- EXERCISE BRIEF -
Copy the rows below, replacing "bbox" with "box" everywhere it occurs and changing nothing else. Leave the pictures out.

---------- INPUT ROWS ----------

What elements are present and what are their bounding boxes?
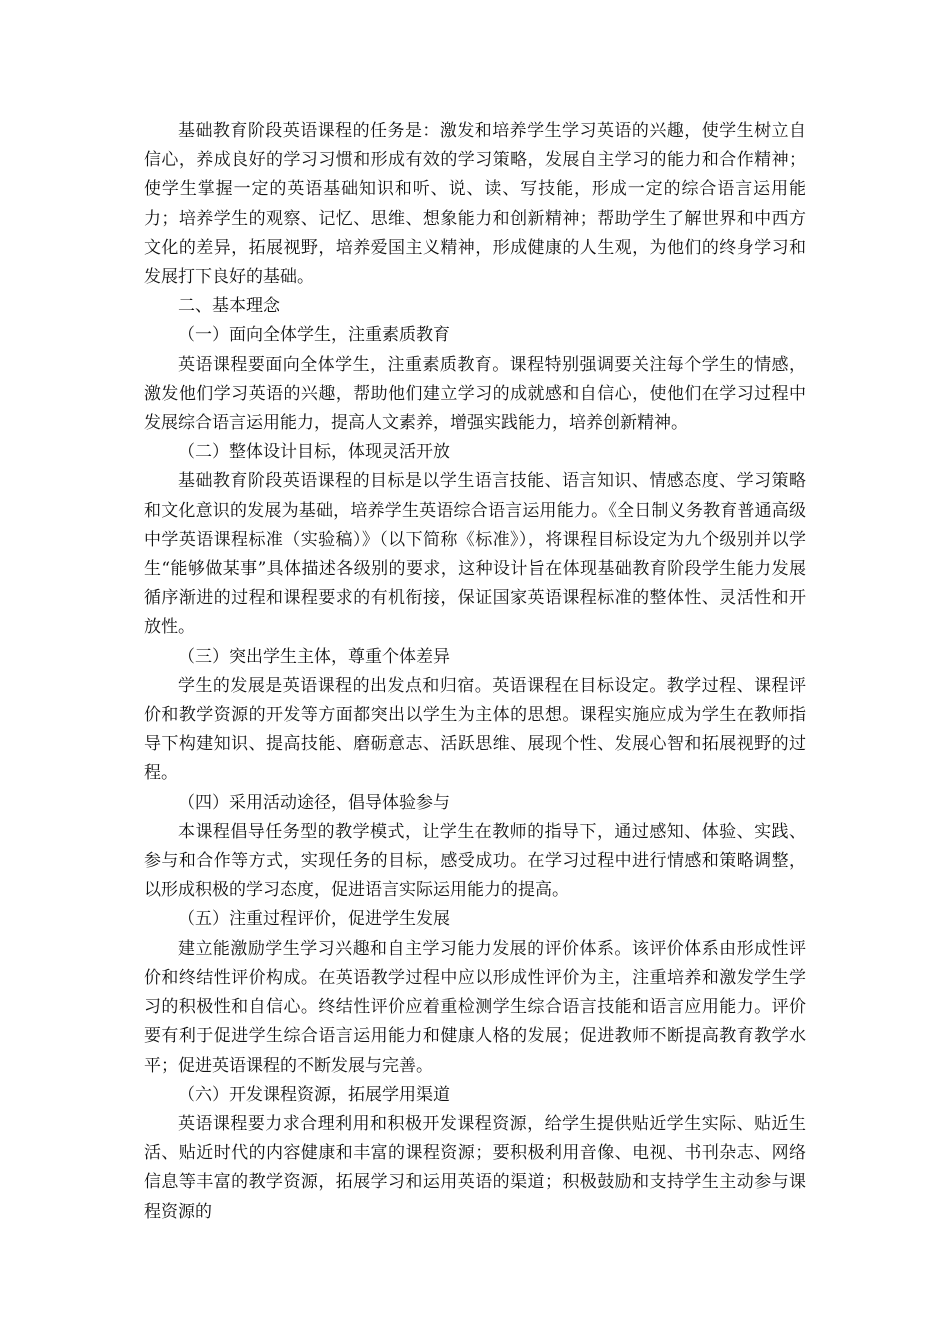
subsection-body-5: 建立能激励学生学习兴趣和自主学习能力发展的评价体系。该评价体系由形成性评价和终结性评价构成。在英语教学过程中应以形成性评价为主，注重培养和激发学生学习的积极性和自信心。终结性评价应着重检测学生综合语言技能和语言应用能力。评价要有利于促进学生综合语言运用能力和健康人格的发展；促进教师不断提高教育教学水平；促进英语课程的不断发展与完善。 bbox=[144, 938, 806, 1076]
subsection-heading-3: （三）突出学生主体，尊重个体差异 bbox=[178, 646, 450, 667]
subsection-body-3: 学生的发展是英语课程的出发点和归宿。英语课程在目标设定。教学过程、课程评价和教学资源的开发等方面都突出以学生为主体的思想。课程实施应成为学生在教师指导下构建知识、提高技能、磨砺意志、活跃思维、展现个性、发展心智和拓展视野的过程。 bbox=[144, 675, 806, 784]
subsection-heading-5: （五）注重过程评价，促进学生发展 bbox=[178, 909, 450, 930]
subsection-heading-4: （四）采用活动途径，倡导体验参与 bbox=[178, 792, 450, 813]
subsection-heading-1: （一）面向全体学生，注重素质教育 bbox=[178, 325, 450, 346]
section-title: 二、基本理念 bbox=[178, 296, 280, 317]
subsection-heading-2: （二）整体设计目标，体现灵活开放 bbox=[178, 442, 450, 463]
intro-paragraph: 基础教育阶段英语课程的任务是：激发和培养学生学习英语的兴趣，使学生树立自信心，养成良好的学习习惯和形成有效的学习策略，发展自主学习的能力和合作精神；使学生掌握一定的英语基础知识和听、说、读、写技能，形成一定的综合语言运用能力；培养学生的观察、记忆、思维、想象能力和创新精神；帮助学生了解世界和中西方文化的差异，拓展视野，培养爱国主义精神，形成健康的人生观，为他们的终身学习和发展打下良好的基础。 bbox=[144, 121, 806, 288]
subsection-body-6: 英语课程要力求合理利用和积极开发课程资源，给学生提供贴近学生实际、贴近生活、贴近时代的内容健康和丰富的课程资源；要积极利用音像、电视、书刊杂志、网络信息等丰富的教学资源，拓展学习和运用英语的渠道；积极鼓励和支持学生主动参与课程资源的 bbox=[144, 1113, 806, 1222]
subsection-body-4: 本课程倡导任务型的教学模式，让学生在教师的指导下，通过感知、体验、实践、参与和合作等方式，实现任务的目标，感受成功。在学习过程中进行情感和策略调整，以形成积极的学习态度，促进语言实际运用能力的提高。 bbox=[144, 821, 806, 901]
subsection-body-2: 基础教育阶段英语课程的目标是以学生语言技能、语言知识、情感态度、学习策略和文化意识的发展为基础，培养学生英语综合语言运用能力。《全日制义务教育普通高级中学英语课程标准（实验稿）》（以下简称《标准》），将课程目标设定为九个级别并以学生“能够做某事”具体描述各级别的要求，这种设计旨在体现基础教育阶段学生能力发展循序渐进的过程和课程要求的有机衔接，保证国家英语课程标准的整体性、灵活性和开放性。 bbox=[144, 471, 806, 638]
subsection-heading-6: （六）开发课程资源，拓展学用渠道 bbox=[178, 1084, 450, 1105]
document-body bbox=[144, 117, 806, 1227]
subsection-body-1: 英语课程要面向全体学生，注重素质教育。课程特别强调要关注每个学生的情感，激发他们学习英语的兴趣，帮助他们建立学习的成就感和自信心，使他们在学习过程中发展综合语言运用能力，提高人文素养，增强实践能力，培养创新精神。 bbox=[144, 354, 806, 434]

----------

- COMPLETE RESPONSE -
What elements are present and what are their bounding boxes?
subsection-body-5: 建立能激励学生学习兴趣和自主学习能力发展的评价体系。该评价体系由形成性评价和终结性评价构成。在英语教学过程中应以形成性评价为主，注重培养和激发学生学习的积极性和自信心。终结性评价应着重检测学生综合语言技能和语言应用能力。评价要有利于促进学生综合语言运用能力和健康人格的发展；促进教师不断提高教育教学水平；促进英语课程的不断发展与完善。 box=[144, 938, 806, 1076]
subsection-heading-3: （三）突出学生主体，尊重个体差异 box=[178, 646, 450, 667]
subsection-body-3: 学生的发展是英语课程的出发点和归宿。英语课程在目标设定。教学过程、课程评价和教学资源的开发等方面都突出以学生为主体的思想。课程实施应成为学生在教师指导下构建知识、提高技能、磨砺意志、活跃思维、展现个性、发展心智和拓展视野的过程。 box=[144, 675, 806, 784]
subsection-heading-5: （五）注重过程评价，促进学生发展 box=[178, 909, 450, 930]
subsection-heading-4: （四）采用活动途径，倡导体验参与 box=[178, 792, 450, 813]
subsection-heading-1: （一）面向全体学生，注重素质教育 box=[178, 325, 450, 346]
section-title: 二、基本理念 box=[178, 296, 280, 317]
subsection-heading-2: （二）整体设计目标，体现灵活开放 box=[178, 442, 450, 463]
intro-paragraph: 基础教育阶段英语课程的任务是：激发和培养学生学习英语的兴趣，使学生树立自信心，养成良好的学习习惯和形成有效的学习策略，发展自主学习的能力和合作精神；使学生掌握一定的英语基础知识和听、说、读、写技能，形成一定的综合语言运用能力；培养学生的观察、记忆、思维、想象能力和创新精神；帮助学生了解世界和中西方文化的差异，拓展视野，培养爱国主义精神，形成健康的人生观，为他们的终身学习和发展打下良好的基础。 box=[144, 121, 806, 288]
subsection-body-6: 英语课程要力求合理利用和积极开发课程资源，给学生提供贴近学生实际、贴近生活、贴近时代的内容健康和丰富的课程资源；要积极利用音像、电视、书刊杂志、网络信息等丰富的教学资源，拓展学习和运用英语的渠道；积极鼓励和支持学生主动参与课程资源的 box=[144, 1113, 806, 1222]
subsection-body-4: 本课程倡导任务型的教学模式，让学生在教师的指导下，通过感知、体验、实践、参与和合作等方式，实现任务的目标，感受成功。在学习过程中进行情感和策略调整，以形成积极的学习态度，促进语言实际运用能力的提高。 box=[144, 821, 806, 901]
subsection-body-2: 基础教育阶段英语课程的目标是以学生语言技能、语言知识、情感态度、学习策略和文化意识的发展为基础，培养学生英语综合语言运用能力。《全日制义务教育普通高级中学英语课程标准（实验稿）》（以下简称《标准》），将课程目标设定为九个级别并以学生“能够做某事”具体描述各级别的要求，这种设计旨在体现基础教育阶段学生能力发展循序渐进的过程和课程要求的有机衔接，保证国家英语课程标准的整体性、灵活性和开放性。 box=[144, 471, 806, 638]
subsection-heading-6: （六）开发课程资源，拓展学用渠道 box=[178, 1084, 450, 1105]
document-body box=[144, 117, 806, 1227]
subsection-body-1: 英语课程要面向全体学生，注重素质教育。课程特别强调要关注每个学生的情感，激发他们学习英语的兴趣，帮助他们建立学习的成就感和自信心，使他们在学习过程中发展综合语言运用能力，提高人文素养，增强实践能力，培养创新精神。 box=[144, 354, 806, 434]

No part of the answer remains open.